» Brief
The listing below must be repeated word for word, with its images excluded.

[Data records]
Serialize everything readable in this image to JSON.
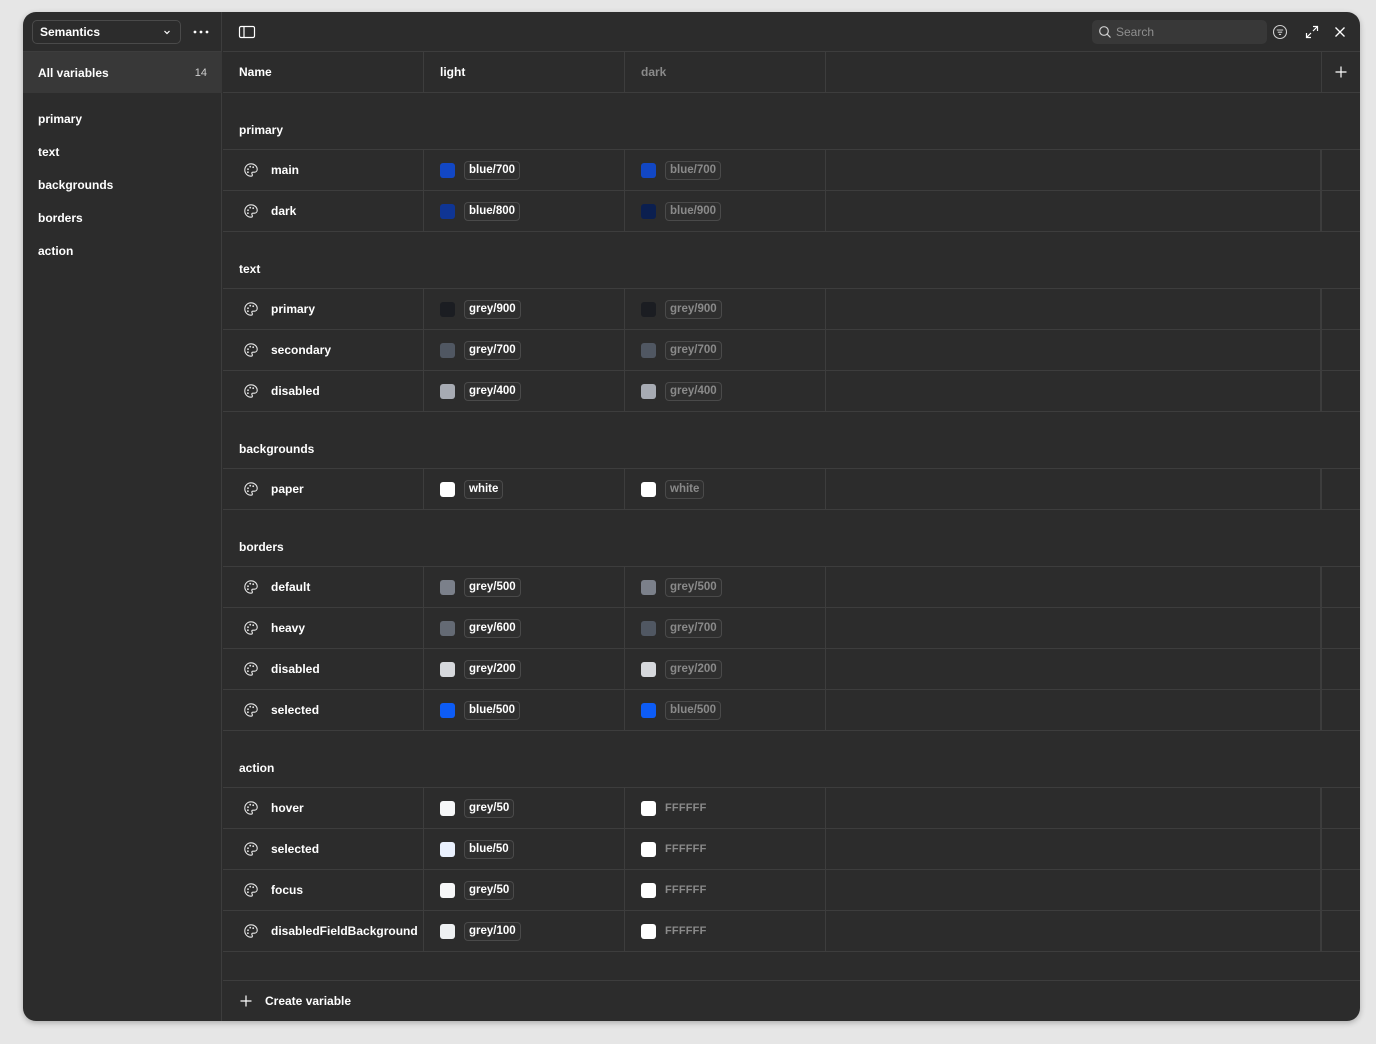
{
  "collection": {
    "name": "Semantics"
  },
  "sidebar": {
    "all_label": "All variables",
    "all_count": "14",
    "groups": [
      "primary",
      "text",
      "backgrounds",
      "borders",
      "action"
    ]
  },
  "search": {
    "placeholder": "Search"
  },
  "columns": {
    "name": "Name",
    "light": "light",
    "dark": "dark"
  },
  "colors": {
    "window_bg": "#2c2c2c",
    "divider": "#3d3d3d",
    "accent_blue": "#0d5cf5"
  },
  "table": {
    "groups": [
      {
        "name": "primary",
        "rows": [
          {
            "name": "main",
            "light": {
              "label": "blue/700",
              "color": "#1247c4"
            },
            "dark": {
              "label": "blue/700",
              "color": "#1247c4"
            }
          },
          {
            "name": "dark",
            "light": {
              "label": "blue/800",
              "color": "#0f3594"
            },
            "dark": {
              "label": "blue/900",
              "color": "#0b1f4f"
            }
          }
        ]
      },
      {
        "name": "text",
        "rows": [
          {
            "name": "primary",
            "light": {
              "label": "grey/900",
              "color": "#1b1d22"
            },
            "dark": {
              "label": "grey/900",
              "color": "#1b1d22"
            }
          },
          {
            "name": "secondary",
            "light": {
              "label": "grey/700",
              "color": "#505762"
            },
            "dark": {
              "label": "grey/700",
              "color": "#505762"
            }
          },
          {
            "name": "disabled",
            "light": {
              "label": "grey/400",
              "color": "#a7abb3"
            },
            "dark": {
              "label": "grey/400",
              "color": "#a7abb3"
            }
          }
        ]
      },
      {
        "name": "backgrounds",
        "rows": [
          {
            "name": "paper",
            "light": {
              "label": "white",
              "color": "#ffffff"
            },
            "dark": {
              "label": "white",
              "color": "#ffffff"
            }
          }
        ]
      },
      {
        "name": "borders",
        "rows": [
          {
            "name": "default",
            "light": {
              "label": "grey/500",
              "color": "#7b808a"
            },
            "dark": {
              "label": "grey/500",
              "color": "#7b808a"
            }
          },
          {
            "name": "heavy",
            "light": {
              "label": "grey/600",
              "color": "#646a74"
            },
            "dark": {
              "label": "grey/700",
              "color": "#505762"
            }
          },
          {
            "name": "disabled",
            "light": {
              "label": "grey/200",
              "color": "#d6d8dc"
            },
            "dark": {
              "label": "grey/200",
              "color": "#d6d8dc"
            }
          },
          {
            "name": "selected",
            "light": {
              "label": "blue/500",
              "color": "#0d5cf5"
            },
            "dark": {
              "label": "blue/500",
              "color": "#0d5cf5"
            }
          }
        ]
      },
      {
        "name": "action",
        "rows": [
          {
            "name": "hover",
            "light": {
              "label": "grey/50",
              "color": "#f6f7f8"
            },
            "dark": {
              "label": "FFFFFF",
              "color": "#ffffff",
              "raw": true
            }
          },
          {
            "name": "selected",
            "light": {
              "label": "blue/50",
              "color": "#eaf1fe"
            },
            "dark": {
              "label": "FFFFFF",
              "color": "#ffffff",
              "raw": true
            }
          },
          {
            "name": "focus",
            "light": {
              "label": "grey/50",
              "color": "#f6f7f8"
            },
            "dark": {
              "label": "FFFFFF",
              "color": "#ffffff",
              "raw": true
            }
          },
          {
            "name": "disabledFieldBackground",
            "light": {
              "label": "grey/100",
              "color": "#eef0f2"
            },
            "dark": {
              "label": "FFFFFF",
              "color": "#ffffff",
              "raw": true
            }
          }
        ]
      }
    ]
  },
  "footer": {
    "create_label": "Create variable"
  }
}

» Problem solution
Serialize everything readable in this image to JSON.
{
  "collection": {
    "name": "Semantics"
  },
  "sidebar": {
    "all_label": "All variables",
    "all_count": "14",
    "groups": [
      "primary",
      "text",
      "backgrounds",
      "borders",
      "action"
    ]
  },
  "search": {
    "placeholder": "Search"
  },
  "columns": {
    "name": "Name",
    "light": "light",
    "dark": "dark"
  },
  "colors": {
    "window_bg": "#2c2c2c",
    "divider": "#3d3d3d",
    "accent_blue": "#0d5cf5"
  },
  "table": {
    "groups": [
      {
        "name": "primary",
        "rows": [
          {
            "name": "main",
            "light": {
              "label": "blue/700",
              "color": "#1247c4"
            },
            "dark": {
              "label": "blue/700",
              "color": "#1247c4"
            }
          },
          {
            "name": "dark",
            "light": {
              "label": "blue/800",
              "color": "#0f3594"
            },
            "dark": {
              "label": "blue/900",
              "color": "#0b1f4f"
            }
          }
        ]
      },
      {
        "name": "text",
        "rows": [
          {
            "name": "primary",
            "light": {
              "label": "grey/900",
              "color": "#1b1d22"
            },
            "dark": {
              "label": "grey/900",
              "color": "#1b1d22"
            }
          },
          {
            "name": "secondary",
            "light": {
              "label": "grey/700",
              "color": "#505762"
            },
            "dark": {
              "label": "grey/700",
              "color": "#505762"
            }
          },
          {
            "name": "disabled",
            "light": {
              "label": "grey/400",
              "color": "#a7abb3"
            },
            "dark": {
              "label": "grey/400",
              "color": "#a7abb3"
            }
          }
        ]
      },
      {
        "name": "backgrounds",
        "rows": [
          {
            "name": "paper",
            "light": {
              "label": "white",
              "color": "#ffffff"
            },
            "dark": {
              "label": "white",
              "color": "#ffffff"
            }
          }
        ]
      },
      {
        "name": "borders",
        "rows": [
          {
            "name": "default",
            "light": {
              "label": "grey/500",
              "color": "#7b808a"
            },
            "dark": {
              "label": "grey/500",
              "color": "#7b808a"
            }
          },
          {
            "name": "heavy",
            "light": {
              "label": "grey/600",
              "color": "#646a74"
            },
            "dark": {
              "label": "grey/700",
              "color": "#505762"
            }
          },
          {
            "name": "disabled",
            "light": {
              "label": "grey/200",
              "color": "#d6d8dc"
            },
            "dark": {
              "label": "grey/200",
              "color": "#d6d8dc"
            }
          },
          {
            "name": "selected",
            "light": {
              "label": "blue/500",
              "color": "#0d5cf5"
            },
            "dark": {
              "label": "blue/500",
              "color": "#0d5cf5"
            }
          }
        ]
      },
      {
        "name": "action",
        "rows": [
          {
            "name": "hover",
            "light": {
              "label": "grey/50",
              "color": "#f6f7f8"
            },
            "dark": {
              "label": "FFFFFF",
              "color": "#ffffff",
              "raw": true
            }
          },
          {
            "name": "selected",
            "light": {
              "label": "blue/50",
              "color": "#eaf1fe"
            },
            "dark": {
              "label": "FFFFFF",
              "color": "#ffffff",
              "raw": true
            }
          },
          {
            "name": "focus",
            "light": {
              "label": "grey/50",
              "color": "#f6f7f8"
            },
            "dark": {
              "label": "FFFFFF",
              "color": "#ffffff",
              "raw": true
            }
          },
          {
            "name": "disabledFieldBackground",
            "light": {
              "label": "grey/100",
              "color": "#eef0f2"
            },
            "dark": {
              "label": "FFFFFF",
              "color": "#ffffff",
              "raw": true
            }
          }
        ]
      }
    ]
  },
  "footer": {
    "create_label": "Create variable"
  }
}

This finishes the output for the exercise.